# Given request:
Give only the count of lines containing "content".

# Provided data:
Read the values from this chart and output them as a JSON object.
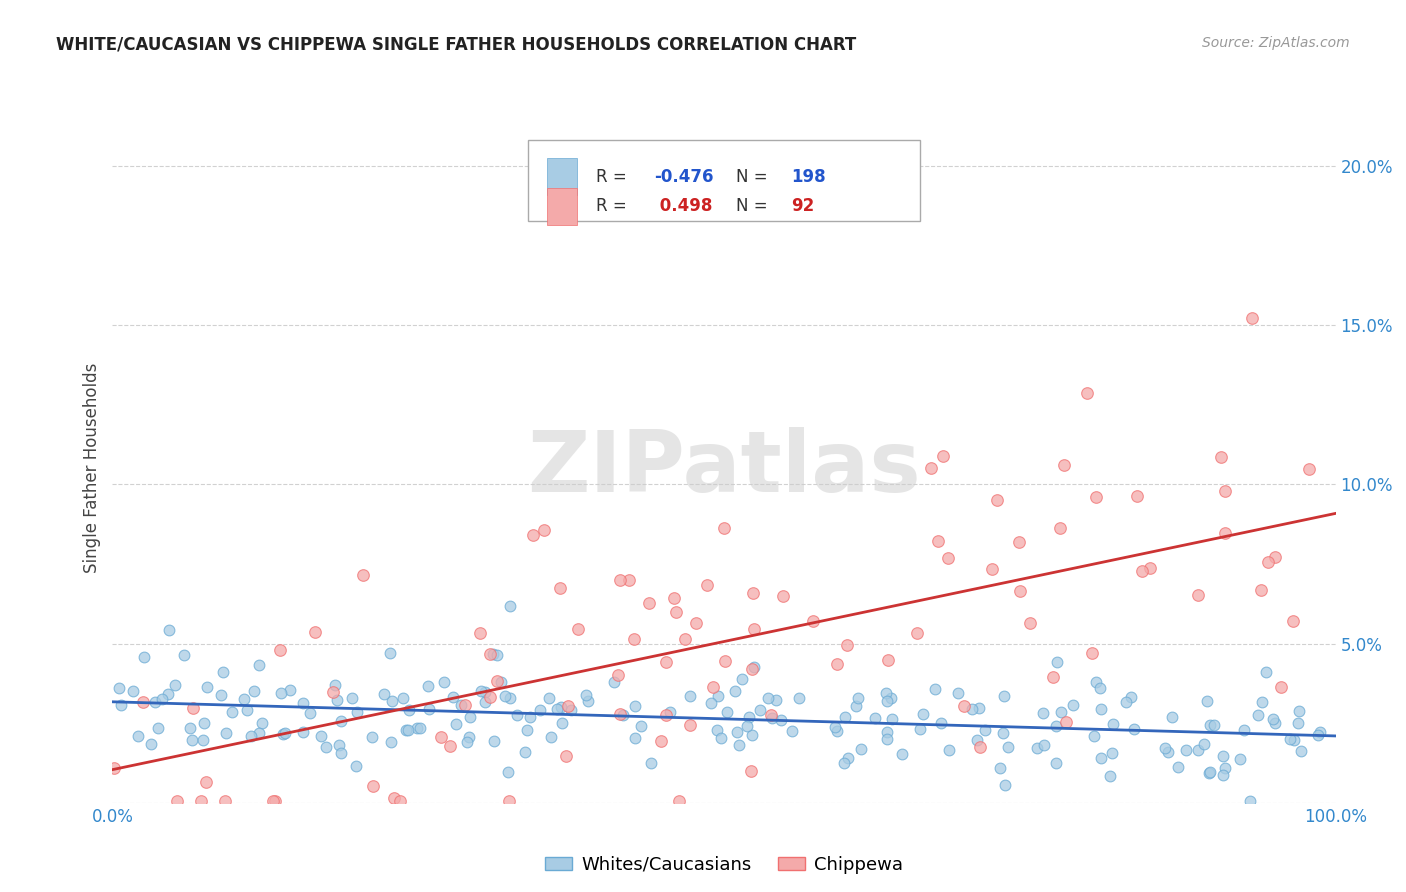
{
  "title": "WHITE/CAUCASIAN VS CHIPPEWA SINGLE FATHER HOUSEHOLDS CORRELATION CHART",
  "source": "Source: ZipAtlas.com",
  "ylabel": "Single Father Households",
  "watermark": "ZIPatlas",
  "legend": {
    "blue_label": "Whites/Caucasians",
    "pink_label": "Chippewa",
    "blue_R": -0.476,
    "blue_N": 198,
    "pink_R": 0.498,
    "pink_N": 92
  },
  "blue_color": "#a8cce4",
  "pink_color": "#f4aaaa",
  "blue_edge_color": "#6aaad4",
  "pink_edge_color": "#f07070",
  "blue_line_color": "#3366bb",
  "pink_line_color": "#cc3333",
  "background_color": "#ffffff",
  "grid_color": "#cccccc",
  "xlim": [
    0,
    100
  ],
  "ylim": [
    0,
    0.21
  ],
  "yticks": [
    0.0,
    0.05,
    0.1,
    0.15,
    0.2
  ],
  "ytick_labels": [
    "",
    "5.0%",
    "10.0%",
    "15.0%",
    "20.0%"
  ],
  "xticks": [
    0,
    100
  ],
  "xtick_labels": [
    "0.0%",
    "100.0%"
  ],
  "blue_seed": 42,
  "pink_seed": 7
}
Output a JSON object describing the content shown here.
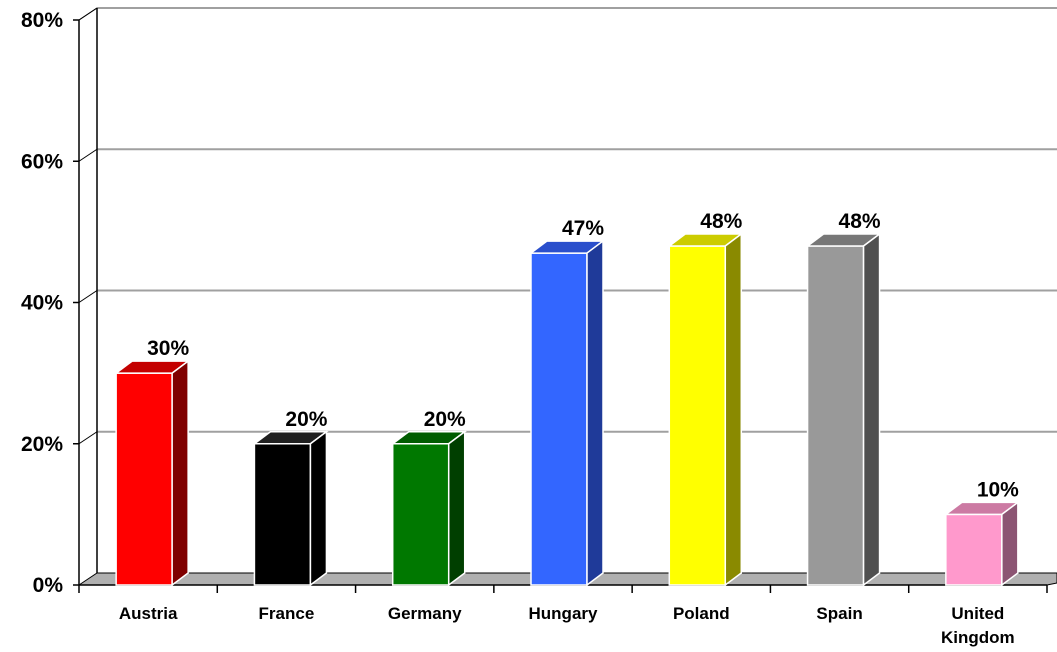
{
  "chart_data": {
    "type": "bar",
    "title": "",
    "xlabel": "",
    "ylabel": "",
    "ylim": [
      0,
      80
    ],
    "y_ticks": [
      0,
      20,
      40,
      60,
      80
    ],
    "y_tick_labels": [
      "0%",
      "20%",
      "40%",
      "60%",
      "80%"
    ],
    "grid": true,
    "categories": [
      "Austria",
      "France",
      "Germany",
      "Hungary",
      "Poland",
      "Spain",
      "United Kingdom"
    ],
    "category_lines": [
      [
        "Austria"
      ],
      [
        "France"
      ],
      [
        "Germany"
      ],
      [
        "Hungary"
      ],
      [
        "Poland"
      ],
      [
        "Spain"
      ],
      [
        "United",
        "Kingdom"
      ]
    ],
    "values": [
      30,
      20,
      20,
      47,
      48,
      48,
      10
    ],
    "data_labels": [
      "30%",
      "20%",
      "20%",
      "47%",
      "48%",
      "48%",
      "10%"
    ],
    "bar_colors": [
      {
        "front": "#ff0000",
        "top": "#c40000",
        "side": "#800000"
      },
      {
        "front": "#000000",
        "top": "#202020",
        "side": "#000000"
      },
      {
        "front": "#007800",
        "top": "#005c00",
        "side": "#003f00"
      },
      {
        "front": "#3366ff",
        "top": "#2a4fcc",
        "side": "#1f3a99"
      },
      {
        "front": "#ffff00",
        "top": "#cccc00",
        "side": "#8a8a00"
      },
      {
        "front": "#999999",
        "top": "#777777",
        "side": "#505050"
      },
      {
        "front": "#ff99cc",
        "top": "#cc7aa3",
        "side": "#8c5573"
      }
    ],
    "floor_color": "#b0b0b0",
    "grid_color": "#a0a0a0",
    "axis_color": "#000000"
  }
}
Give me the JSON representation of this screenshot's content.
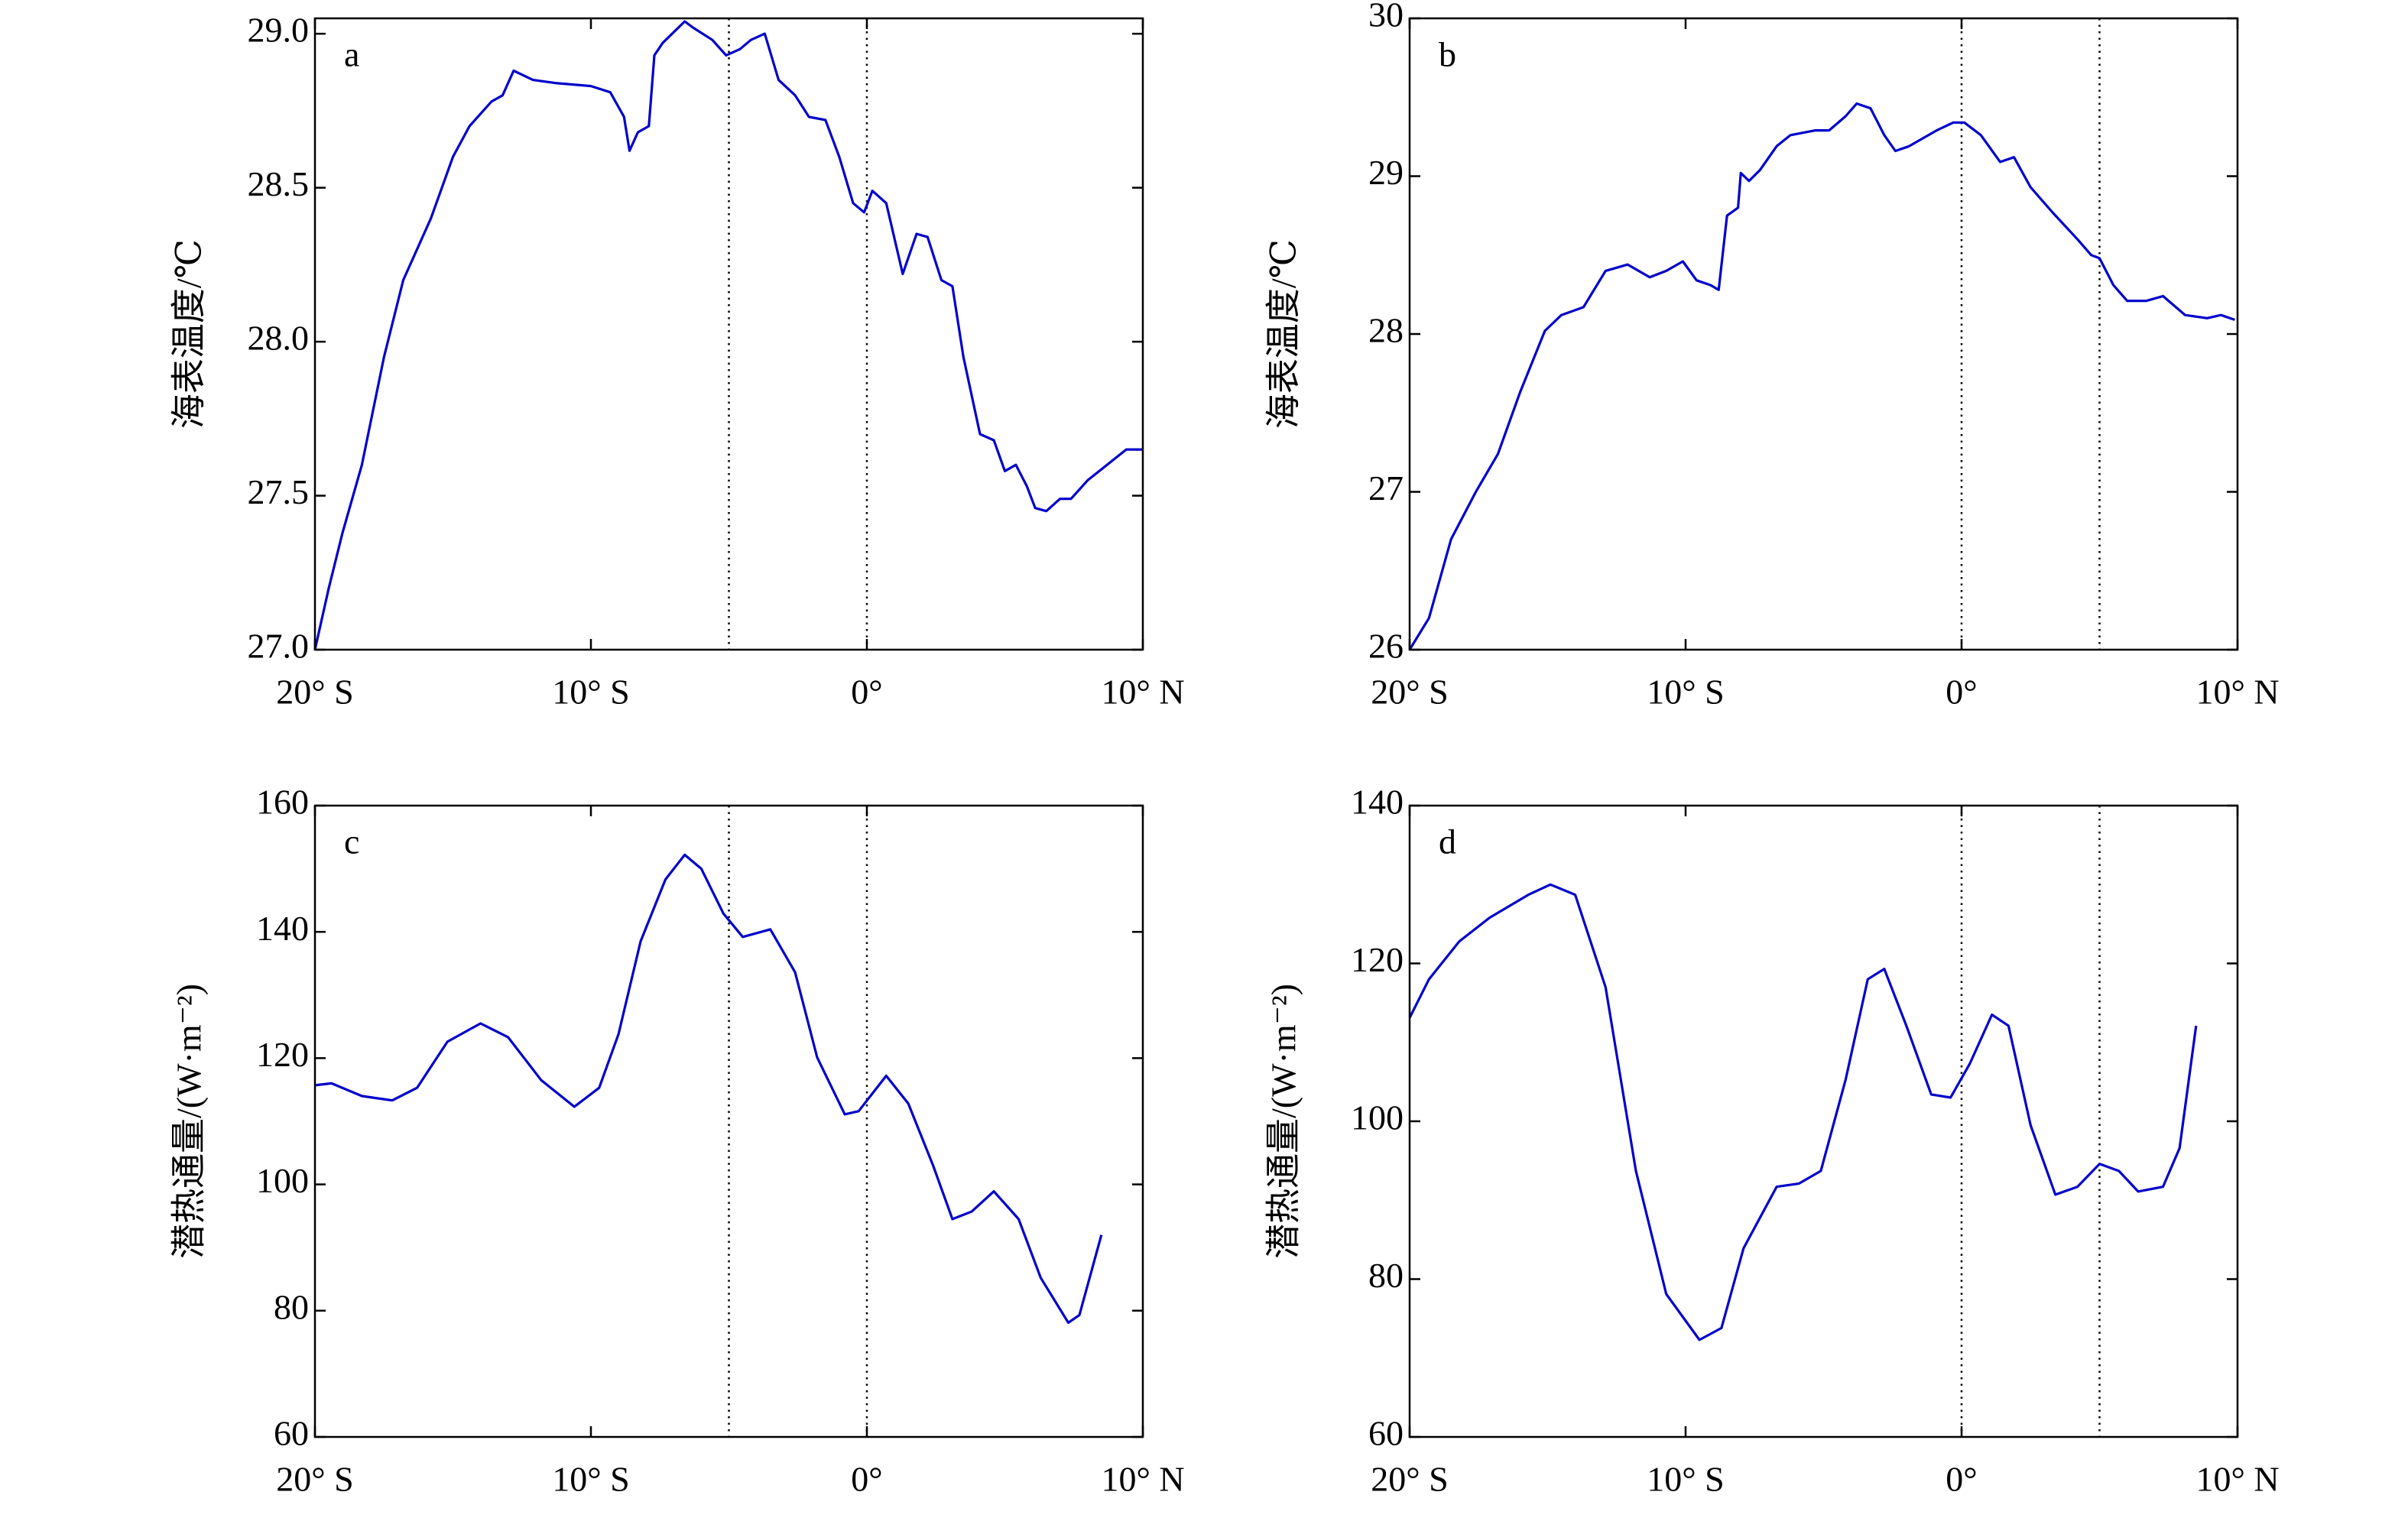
{
  "chart_data": [
    {
      "type": "line",
      "panel": "a",
      "ylabel": "海表温度/℃",
      "color": "#0000cc",
      "x": [
        -20,
        -19.5,
        -19,
        -18.3,
        -17.5,
        -16.8,
        -15.8,
        -15,
        -14.4,
        -13.6,
        -13.2,
        -12.8,
        -12.1,
        -11.3,
        -10,
        -9.3,
        -8.8,
        -8.6,
        -8.3,
        -7.9,
        -7.7,
        -7.4,
        -6.6,
        -6.3,
        -5.6,
        -5.1,
        -4.6,
        -4.2,
        -3.7,
        -3.2,
        -2.6,
        -2.1,
        -1.5,
        -1,
        -0.5,
        -0.1,
        0.2,
        0.7,
        1.3,
        1.8,
        2.2,
        2.7,
        3.1,
        3.5,
        4.1,
        4.6,
        5,
        5.4,
        5.8,
        6.1,
        6.5,
        7,
        7.4,
        8,
        8.7,
        9.4,
        10
      ],
      "values": [
        27.0,
        27.2,
        27.38,
        27.6,
        27.95,
        28.2,
        28.4,
        28.6,
        28.7,
        28.78,
        28.8,
        28.88,
        28.85,
        28.84,
        28.83,
        28.81,
        28.73,
        28.62,
        28.68,
        28.7,
        28.93,
        28.97,
        29.04,
        29.02,
        28.98,
        28.93,
        28.95,
        28.98,
        29.0,
        28.85,
        28.8,
        28.73,
        28.72,
        28.6,
        28.45,
        28.42,
        28.49,
        28.45,
        28.22,
        28.35,
        28.34,
        28.2,
        28.18,
        27.95,
        27.7,
        27.68,
        27.58,
        27.6,
        27.53,
        27.46,
        27.45,
        27.49,
        27.49,
        27.55,
        27.6,
        27.65,
        27.65
      ],
      "xlim": [
        -20,
        10
      ],
      "xticks": [
        {
          "value": -20,
          "label": "20° S"
        },
        {
          "value": -10,
          "label": "10° S"
        },
        {
          "value": 0,
          "label": "0°"
        },
        {
          "value": 10,
          "label": "10° N"
        }
      ],
      "ylim": [
        27.0,
        29.05
      ],
      "yticks": [
        {
          "value": 27,
          "label": "27.0"
        },
        27.5,
        {
          "value": 28,
          "label": "28.0"
        },
        28.5,
        {
          "value": 29,
          "label": "29.0"
        }
      ],
      "reference_lines": [
        -5,
        0
      ]
    },
    {
      "type": "line",
      "panel": "b",
      "ylabel": "海表温度/℃",
      "color": "#0000cc",
      "x": [
        -20,
        -19.3,
        -18.5,
        -17.6,
        -16.8,
        -16,
        -15.1,
        -14.5,
        -13.7,
        -12.9,
        -12.1,
        -11.3,
        -10.7,
        -10.1,
        -9.6,
        -9.1,
        -8.8,
        -8.5,
        -8.1,
        -8,
        -7.7,
        -7.3,
        -6.7,
        -6.2,
        -5.3,
        -4.8,
        -4.2,
        -3.8,
        -3.3,
        -2.8,
        -2.4,
        -1.9,
        -1.4,
        -0.9,
        -0.3,
        0.1,
        0.7,
        1.4,
        1.9,
        2.5,
        3.3,
        4.2,
        4.7,
        5,
        5.5,
        6,
        6.7,
        7.3,
        8.1,
        8.9,
        9.4,
        9.9
      ],
      "values": [
        26.0,
        26.2,
        26.7,
        27.0,
        27.24,
        27.63,
        28.02,
        28.12,
        28.17,
        28.4,
        28.44,
        28.36,
        28.4,
        28.46,
        28.34,
        28.31,
        28.28,
        28.75,
        28.8,
        29.02,
        28.97,
        29.04,
        29.19,
        29.26,
        29.29,
        29.29,
        29.38,
        29.46,
        29.43,
        29.26,
        29.16,
        29.19,
        29.24,
        29.29,
        29.34,
        29.34,
        29.26,
        29.09,
        29.12,
        28.93,
        28.77,
        28.6,
        28.5,
        28.48,
        28.31,
        28.21,
        28.21,
        28.24,
        28.12,
        28.1,
        28.12,
        28.09
      ],
      "xlim": [
        -20,
        10
      ],
      "xticks": [
        {
          "value": -20,
          "label": "20° S"
        },
        {
          "value": -10,
          "label": "10° S"
        },
        {
          "value": 0,
          "label": "0°"
        },
        {
          "value": 10,
          "label": "10° N"
        }
      ],
      "ylim": [
        26,
        30
      ],
      "yticks": [
        26,
        27,
        28,
        29,
        30
      ],
      "reference_lines": [
        0,
        5
      ]
    },
    {
      "type": "line",
      "panel": "c",
      "ylabel": "潜热通量/(W·m⁻²)",
      "color": "#0000cc",
      "x": [
        -20,
        -19.4,
        -18.3,
        -17.2,
        -16.3,
        -15.2,
        -14,
        -13,
        -11.8,
        -10.6,
        -9.7,
        -9,
        -8.2,
        -7.3,
        -6.6,
        -6,
        -5.2,
        -4.5,
        -3.5,
        -2.6,
        -1.8,
        -0.8,
        -0.3,
        0.7,
        1.5,
        2.4,
        3.1,
        3.8,
        4.6,
        5.5,
        6.3,
        7.3,
        7.7,
        8.5
      ],
      "values": [
        115.7,
        116,
        114,
        113.3,
        115.3,
        122.6,
        125.5,
        123.3,
        116.5,
        112.3,
        115.3,
        123.8,
        138.5,
        148.3,
        152.2,
        150,
        142.9,
        139.2,
        140.4,
        133.6,
        120.1,
        111.1,
        111.6,
        117.2,
        112.8,
        103,
        94.5,
        95.7,
        98.9,
        94.5,
        85.2,
        78.1,
        79.3,
        92
      ],
      "xlim": [
        -20,
        10
      ],
      "xticks": [
        {
          "value": -20,
          "label": "20° S"
        },
        {
          "value": -10,
          "label": "10° S"
        },
        {
          "value": 0,
          "label": "0°"
        },
        {
          "value": 10,
          "label": "10° N"
        }
      ],
      "ylim": [
        60,
        160
      ],
      "yticks": [
        60,
        80,
        100,
        120,
        140,
        160
      ],
      "reference_lines": [
        -5,
        0
      ]
    },
    {
      "type": "line",
      "panel": "d",
      "ylabel": "潜热通量/(W·m⁻²)",
      "color": "#0000cc",
      "x": [
        -20,
        -19.3,
        -18.2,
        -17.1,
        -15.7,
        -14.9,
        -14,
        -12.9,
        -11.8,
        -10.7,
        -9.5,
        -8.7,
        -7.9,
        -6.7,
        -5.9,
        -5.1,
        -4.2,
        -3.4,
        -2.8,
        -2,
        -1.1,
        -0.4,
        0.3,
        1.1,
        1.7,
        2.5,
        3.4,
        4.2,
        5,
        5.7,
        6.4,
        7.3,
        7.9,
        8.5
      ],
      "values": [
        113.1,
        118,
        122.8,
        125.8,
        128.7,
        130,
        128.7,
        117,
        93.7,
        78.1,
        72.3,
        73.8,
        83.9,
        91.7,
        92.1,
        93.7,
        105.3,
        118,
        119.3,
        112.1,
        103.4,
        103,
        107.3,
        113.5,
        112.1,
        99.5,
        90.7,
        91.7,
        94.6,
        93.7,
        91.1,
        91.7,
        96.6,
        112.1
      ],
      "xlim": [
        -20,
        10
      ],
      "xticks": [
        {
          "value": -20,
          "label": "20° S"
        },
        {
          "value": -10,
          "label": "10° S"
        },
        {
          "value": 0,
          "label": "0°"
        },
        {
          "value": 10,
          "label": "10° N"
        }
      ],
      "ylim": [
        60,
        140
      ],
      "yticks": [
        60,
        80,
        100,
        120,
        140
      ],
      "reference_lines": [
        0,
        5
      ]
    }
  ]
}
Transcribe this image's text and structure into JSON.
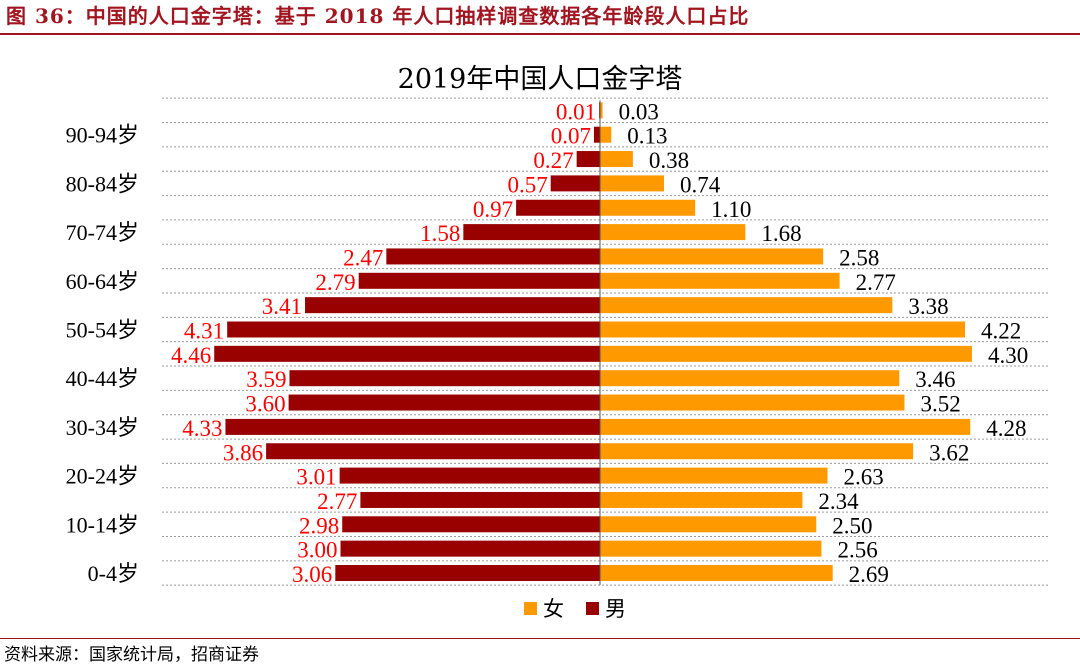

# Result for this exercise:
2